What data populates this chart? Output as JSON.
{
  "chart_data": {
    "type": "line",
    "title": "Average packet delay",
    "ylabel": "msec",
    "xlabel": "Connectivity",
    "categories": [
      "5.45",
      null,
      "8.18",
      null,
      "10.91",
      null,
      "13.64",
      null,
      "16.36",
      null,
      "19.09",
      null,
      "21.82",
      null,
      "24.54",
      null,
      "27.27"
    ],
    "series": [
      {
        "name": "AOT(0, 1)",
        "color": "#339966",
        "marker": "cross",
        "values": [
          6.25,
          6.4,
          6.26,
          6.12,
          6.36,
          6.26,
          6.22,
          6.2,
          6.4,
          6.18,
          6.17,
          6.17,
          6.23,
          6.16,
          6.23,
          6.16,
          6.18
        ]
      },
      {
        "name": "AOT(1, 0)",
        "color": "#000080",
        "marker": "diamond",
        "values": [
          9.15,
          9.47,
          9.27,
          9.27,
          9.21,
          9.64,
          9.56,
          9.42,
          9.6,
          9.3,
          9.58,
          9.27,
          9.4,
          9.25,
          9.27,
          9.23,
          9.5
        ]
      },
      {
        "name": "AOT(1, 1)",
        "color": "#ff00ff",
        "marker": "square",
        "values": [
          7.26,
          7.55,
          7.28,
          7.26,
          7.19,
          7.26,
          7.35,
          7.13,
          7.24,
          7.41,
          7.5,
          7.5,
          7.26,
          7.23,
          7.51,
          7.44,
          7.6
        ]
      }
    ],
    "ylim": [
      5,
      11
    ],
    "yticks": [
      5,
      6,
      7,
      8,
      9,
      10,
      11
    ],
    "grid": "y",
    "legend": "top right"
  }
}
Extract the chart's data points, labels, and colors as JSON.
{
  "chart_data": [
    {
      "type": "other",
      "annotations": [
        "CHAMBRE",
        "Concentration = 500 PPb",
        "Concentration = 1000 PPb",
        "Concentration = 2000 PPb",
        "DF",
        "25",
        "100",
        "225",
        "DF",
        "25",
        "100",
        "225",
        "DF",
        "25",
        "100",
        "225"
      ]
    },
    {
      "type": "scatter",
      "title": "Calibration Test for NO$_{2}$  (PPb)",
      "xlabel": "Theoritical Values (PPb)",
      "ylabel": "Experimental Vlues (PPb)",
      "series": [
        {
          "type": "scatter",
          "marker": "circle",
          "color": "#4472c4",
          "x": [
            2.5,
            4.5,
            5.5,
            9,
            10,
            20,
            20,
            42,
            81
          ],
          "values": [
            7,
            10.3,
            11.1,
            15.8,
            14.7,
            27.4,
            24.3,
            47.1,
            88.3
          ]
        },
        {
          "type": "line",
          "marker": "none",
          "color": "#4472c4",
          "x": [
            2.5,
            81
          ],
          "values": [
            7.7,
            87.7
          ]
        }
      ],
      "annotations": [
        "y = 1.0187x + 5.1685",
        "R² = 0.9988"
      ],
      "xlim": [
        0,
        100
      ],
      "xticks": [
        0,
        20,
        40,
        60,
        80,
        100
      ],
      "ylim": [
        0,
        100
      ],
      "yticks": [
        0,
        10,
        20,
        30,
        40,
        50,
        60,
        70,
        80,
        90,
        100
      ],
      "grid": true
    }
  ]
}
_ _ _ _
→ REQUIRED WORK
Extract the data exactly as given.

→ TASK RESPONSE
What data populates this chart? Output as JSON.
{
  "chart_data": {
    "type": "line",
    "title": "Average packet delay",
    "ylabel": "msec",
    "xlabel": "Connectivity",
    "categories": [
      "5.45",
      null,
      "8.18",
      null,
      "10.91",
      null,
      "13.64",
      null,
      "16.36",
      null,
      "19.09",
      null,
      "21.82",
      null,
      "24.54",
      null,
      "27.27"
    ],
    "series": [
      {
        "name": "AOT(0, 1)",
        "color": "#339966",
        "marker": "cross",
        "values": [
          6.25,
          6.4,
          6.26,
          6.12,
          6.36,
          6.26,
          6.22,
          6.2,
          6.4,
          6.18,
          6.17,
          6.17,
          6.23,
          6.16,
          6.23,
          6.16,
          6.18
        ]
      },
      {
        "name": "AOT(1, 0)",
        "color": "#000080",
        "marker": "diamond",
        "values": [
          9.15,
          9.47,
          9.27,
          9.27,
          9.21,
          9.64,
          9.56,
          9.42,
          9.6,
          9.3,
          9.58,
          9.27,
          9.4,
          9.25,
          9.27,
          9.23,
          9.5
        ]
      },
      {
        "name": "AOT(1, 1)",
        "color": "#ff00ff",
        "marker": "square",
        "values": [
          7.26,
          7.55,
          7.28,
          7.26,
          7.19,
          7.26,
          7.35,
          7.13,
          7.24,
          7.41,
          7.5,
          7.5,
          7.26,
          7.23,
          7.51,
          7.44,
          7.6
        ]
      }
    ],
    "ylim": [
      5,
      11
    ],
    "yticks": [
      5,
      6,
      7,
      8,
      9,
      10,
      11
    ],
    "grid": "y",
    "legend": "top right"
  }
}
Extract the chart's data points, labels, and colors as JSON.
{
  "chart_data": [
    {
      "type": "other",
      "annotations": [
        "CHAMBRE",
        "Concentration = 500 PPb",
        "Concentration = 1000 PPb",
        "Concentration = 2000 PPb",
        "DF",
        "25",
        "100",
        "225",
        "DF",
        "25",
        "100",
        "225",
        "DF",
        "25",
        "100",
        "225"
      ]
    },
    {
      "type": "scatter",
      "title": "Calibration Test for NO$_{2}$  (PPb)",
      "xlabel": "Theoritical Values (PPb)",
      "ylabel": "Experimental Vlues (PPb)",
      "series": [
        {
          "type": "scatter",
          "marker": "circle",
          "color": "#4472c4",
          "x": [
            2.5,
            4.5,
            5.5,
            9,
            10,
            20,
            20,
            42,
            81
          ],
          "values": [
            7,
            10.3,
            11.1,
            15.8,
            14.7,
            27.4,
            24.3,
            47.1,
            88.3
          ]
        },
        {
          "type": "line",
          "marker": "none",
          "color": "#4472c4",
          "x": [
            2.5,
            81
          ],
          "values": [
            7.7,
            87.7
          ]
        }
      ],
      "annotations": [
        "y = 1.0187x + 5.1685",
        "R² = 0.9988"
      ],
      "xlim": [
        0,
        100
      ],
      "xticks": [
        0,
        20,
        40,
        60,
        80,
        100
      ],
      "ylim": [
        0,
        100
      ],
      "yticks": [
        0,
        10,
        20,
        30,
        40,
        50,
        60,
        70,
        80,
        90,
        100
      ],
      "grid": true
    }
  ]
}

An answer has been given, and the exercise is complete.